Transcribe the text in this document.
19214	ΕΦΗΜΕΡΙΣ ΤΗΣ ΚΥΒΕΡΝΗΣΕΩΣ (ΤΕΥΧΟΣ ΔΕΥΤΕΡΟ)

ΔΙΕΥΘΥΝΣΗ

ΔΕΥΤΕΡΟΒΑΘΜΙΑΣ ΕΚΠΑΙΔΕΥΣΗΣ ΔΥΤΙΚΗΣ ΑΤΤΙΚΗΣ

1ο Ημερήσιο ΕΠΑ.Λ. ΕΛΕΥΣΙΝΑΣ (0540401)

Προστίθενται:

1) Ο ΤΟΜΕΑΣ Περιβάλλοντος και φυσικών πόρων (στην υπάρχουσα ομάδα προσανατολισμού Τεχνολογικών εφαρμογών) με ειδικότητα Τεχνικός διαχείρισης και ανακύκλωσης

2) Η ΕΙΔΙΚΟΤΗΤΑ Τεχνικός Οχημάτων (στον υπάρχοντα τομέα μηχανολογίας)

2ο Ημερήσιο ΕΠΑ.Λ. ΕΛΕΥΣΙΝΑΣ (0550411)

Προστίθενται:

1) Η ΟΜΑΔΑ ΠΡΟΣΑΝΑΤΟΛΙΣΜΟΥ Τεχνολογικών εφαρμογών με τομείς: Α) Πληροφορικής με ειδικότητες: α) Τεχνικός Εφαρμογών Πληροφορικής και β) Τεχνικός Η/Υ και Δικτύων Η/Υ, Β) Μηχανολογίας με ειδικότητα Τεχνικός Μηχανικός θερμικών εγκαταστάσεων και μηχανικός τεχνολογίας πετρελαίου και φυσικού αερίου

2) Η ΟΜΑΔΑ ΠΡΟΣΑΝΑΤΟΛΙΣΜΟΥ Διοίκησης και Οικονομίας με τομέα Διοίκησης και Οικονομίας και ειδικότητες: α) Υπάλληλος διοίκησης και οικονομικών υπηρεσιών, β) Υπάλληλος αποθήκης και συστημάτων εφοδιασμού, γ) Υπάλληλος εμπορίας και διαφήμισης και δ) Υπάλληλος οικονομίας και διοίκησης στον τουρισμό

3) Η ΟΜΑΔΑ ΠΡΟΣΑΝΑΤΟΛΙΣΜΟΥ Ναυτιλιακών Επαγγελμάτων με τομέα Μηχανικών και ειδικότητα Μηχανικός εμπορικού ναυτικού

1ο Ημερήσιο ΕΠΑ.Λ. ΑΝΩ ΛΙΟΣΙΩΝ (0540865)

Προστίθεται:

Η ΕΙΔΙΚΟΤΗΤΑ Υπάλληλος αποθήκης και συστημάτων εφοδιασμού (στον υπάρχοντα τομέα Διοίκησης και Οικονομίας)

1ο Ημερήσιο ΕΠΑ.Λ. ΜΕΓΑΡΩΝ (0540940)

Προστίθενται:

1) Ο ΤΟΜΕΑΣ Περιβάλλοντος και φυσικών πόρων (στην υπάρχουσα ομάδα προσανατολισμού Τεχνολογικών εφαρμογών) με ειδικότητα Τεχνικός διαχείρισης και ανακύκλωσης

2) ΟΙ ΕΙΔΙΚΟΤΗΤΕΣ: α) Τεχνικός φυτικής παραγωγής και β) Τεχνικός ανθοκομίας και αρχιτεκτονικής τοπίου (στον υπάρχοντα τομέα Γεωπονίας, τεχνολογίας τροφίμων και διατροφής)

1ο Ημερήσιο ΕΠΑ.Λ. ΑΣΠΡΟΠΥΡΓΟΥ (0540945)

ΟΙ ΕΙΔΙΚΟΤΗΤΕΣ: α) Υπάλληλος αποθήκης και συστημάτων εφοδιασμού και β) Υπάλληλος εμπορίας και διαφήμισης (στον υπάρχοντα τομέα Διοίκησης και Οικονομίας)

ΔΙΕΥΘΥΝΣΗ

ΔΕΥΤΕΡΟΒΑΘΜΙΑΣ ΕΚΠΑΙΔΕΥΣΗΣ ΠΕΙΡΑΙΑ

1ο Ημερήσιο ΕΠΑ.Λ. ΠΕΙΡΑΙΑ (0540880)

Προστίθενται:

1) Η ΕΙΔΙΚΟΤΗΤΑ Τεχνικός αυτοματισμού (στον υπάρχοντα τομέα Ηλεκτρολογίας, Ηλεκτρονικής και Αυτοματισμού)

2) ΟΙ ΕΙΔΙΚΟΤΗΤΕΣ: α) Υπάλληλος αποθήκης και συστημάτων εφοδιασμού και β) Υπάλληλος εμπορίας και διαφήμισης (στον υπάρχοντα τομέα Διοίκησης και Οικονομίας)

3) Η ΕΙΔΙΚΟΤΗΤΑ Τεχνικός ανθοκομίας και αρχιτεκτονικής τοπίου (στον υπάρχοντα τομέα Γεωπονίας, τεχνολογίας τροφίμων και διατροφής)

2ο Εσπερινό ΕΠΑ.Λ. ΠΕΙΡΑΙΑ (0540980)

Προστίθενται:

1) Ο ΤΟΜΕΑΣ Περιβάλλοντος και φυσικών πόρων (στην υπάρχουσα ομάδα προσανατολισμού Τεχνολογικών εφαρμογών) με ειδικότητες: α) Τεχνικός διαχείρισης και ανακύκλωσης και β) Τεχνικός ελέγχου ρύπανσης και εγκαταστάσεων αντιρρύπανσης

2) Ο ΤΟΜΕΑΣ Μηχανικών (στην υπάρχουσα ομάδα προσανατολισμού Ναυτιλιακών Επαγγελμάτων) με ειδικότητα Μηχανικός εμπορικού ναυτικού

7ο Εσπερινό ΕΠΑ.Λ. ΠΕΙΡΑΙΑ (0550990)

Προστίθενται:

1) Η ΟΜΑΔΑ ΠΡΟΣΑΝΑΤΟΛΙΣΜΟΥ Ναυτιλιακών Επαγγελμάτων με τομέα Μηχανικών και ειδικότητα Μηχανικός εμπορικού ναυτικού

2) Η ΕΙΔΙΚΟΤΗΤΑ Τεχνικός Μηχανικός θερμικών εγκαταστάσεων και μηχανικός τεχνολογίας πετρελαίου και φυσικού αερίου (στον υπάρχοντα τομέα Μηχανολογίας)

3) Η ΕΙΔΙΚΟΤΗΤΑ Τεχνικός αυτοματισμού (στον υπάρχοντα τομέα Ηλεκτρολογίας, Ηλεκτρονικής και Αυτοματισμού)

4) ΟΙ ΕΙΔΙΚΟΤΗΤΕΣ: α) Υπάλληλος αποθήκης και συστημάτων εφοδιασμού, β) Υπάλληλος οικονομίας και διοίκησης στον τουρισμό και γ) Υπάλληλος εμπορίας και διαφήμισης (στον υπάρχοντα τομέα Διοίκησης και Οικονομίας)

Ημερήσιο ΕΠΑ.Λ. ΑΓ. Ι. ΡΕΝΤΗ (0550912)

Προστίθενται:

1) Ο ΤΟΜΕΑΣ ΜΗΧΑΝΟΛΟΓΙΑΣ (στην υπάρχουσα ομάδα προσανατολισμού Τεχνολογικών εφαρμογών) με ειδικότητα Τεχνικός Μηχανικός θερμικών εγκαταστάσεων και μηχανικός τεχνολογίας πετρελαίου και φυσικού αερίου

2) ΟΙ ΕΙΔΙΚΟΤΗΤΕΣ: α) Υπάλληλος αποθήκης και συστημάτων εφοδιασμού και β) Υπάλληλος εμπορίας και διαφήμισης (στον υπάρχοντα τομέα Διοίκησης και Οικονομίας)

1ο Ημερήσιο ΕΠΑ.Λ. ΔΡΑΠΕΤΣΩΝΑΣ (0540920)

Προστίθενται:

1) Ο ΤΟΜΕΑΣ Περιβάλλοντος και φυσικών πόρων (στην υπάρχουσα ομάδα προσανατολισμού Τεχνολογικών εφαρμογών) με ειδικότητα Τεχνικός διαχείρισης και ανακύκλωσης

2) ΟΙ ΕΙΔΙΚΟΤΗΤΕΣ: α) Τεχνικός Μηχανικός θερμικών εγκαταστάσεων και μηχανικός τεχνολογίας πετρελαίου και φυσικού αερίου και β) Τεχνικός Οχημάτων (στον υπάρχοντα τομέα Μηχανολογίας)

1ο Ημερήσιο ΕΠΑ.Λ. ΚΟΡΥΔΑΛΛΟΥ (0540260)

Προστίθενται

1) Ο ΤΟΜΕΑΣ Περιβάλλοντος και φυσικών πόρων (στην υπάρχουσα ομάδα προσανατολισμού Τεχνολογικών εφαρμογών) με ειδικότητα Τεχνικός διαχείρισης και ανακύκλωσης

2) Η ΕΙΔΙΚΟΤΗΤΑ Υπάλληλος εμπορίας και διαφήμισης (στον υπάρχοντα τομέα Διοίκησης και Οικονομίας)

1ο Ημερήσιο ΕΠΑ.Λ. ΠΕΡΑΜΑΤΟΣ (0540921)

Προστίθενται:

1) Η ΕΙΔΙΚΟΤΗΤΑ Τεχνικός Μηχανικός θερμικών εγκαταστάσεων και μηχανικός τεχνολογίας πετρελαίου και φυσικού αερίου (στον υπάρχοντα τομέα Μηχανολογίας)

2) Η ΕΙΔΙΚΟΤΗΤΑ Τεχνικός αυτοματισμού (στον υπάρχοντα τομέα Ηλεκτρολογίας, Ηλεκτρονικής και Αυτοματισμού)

* [TASK DETAILS] Filter the records down to the lines that contain the string "αρχιτεκτονικής", and copy those lines.

* [SOLUTION TO THE PROBLEM]
2) ΟΙ ΕΙΔΙΚΟΤΗΤΕΣ: α) Τεχνικός φυτικής παραγωγής και β) Τεχνικός ανθοκομίας και αρχιτεκτονικής τοπίου (στον υπάρχοντα τομέα Γεωπονίας, τεχνολογίας τροφίμων και διατροφής)
3) Η ΕΙΔΙΚΟΤΗΤΑ Τεχνικός ανθοκομίας και αρχιτεκτονικής τοπίου (στον υπάρχοντα τομέα Γεωπονίας, τεχνολογίας τροφίμων και διατροφής)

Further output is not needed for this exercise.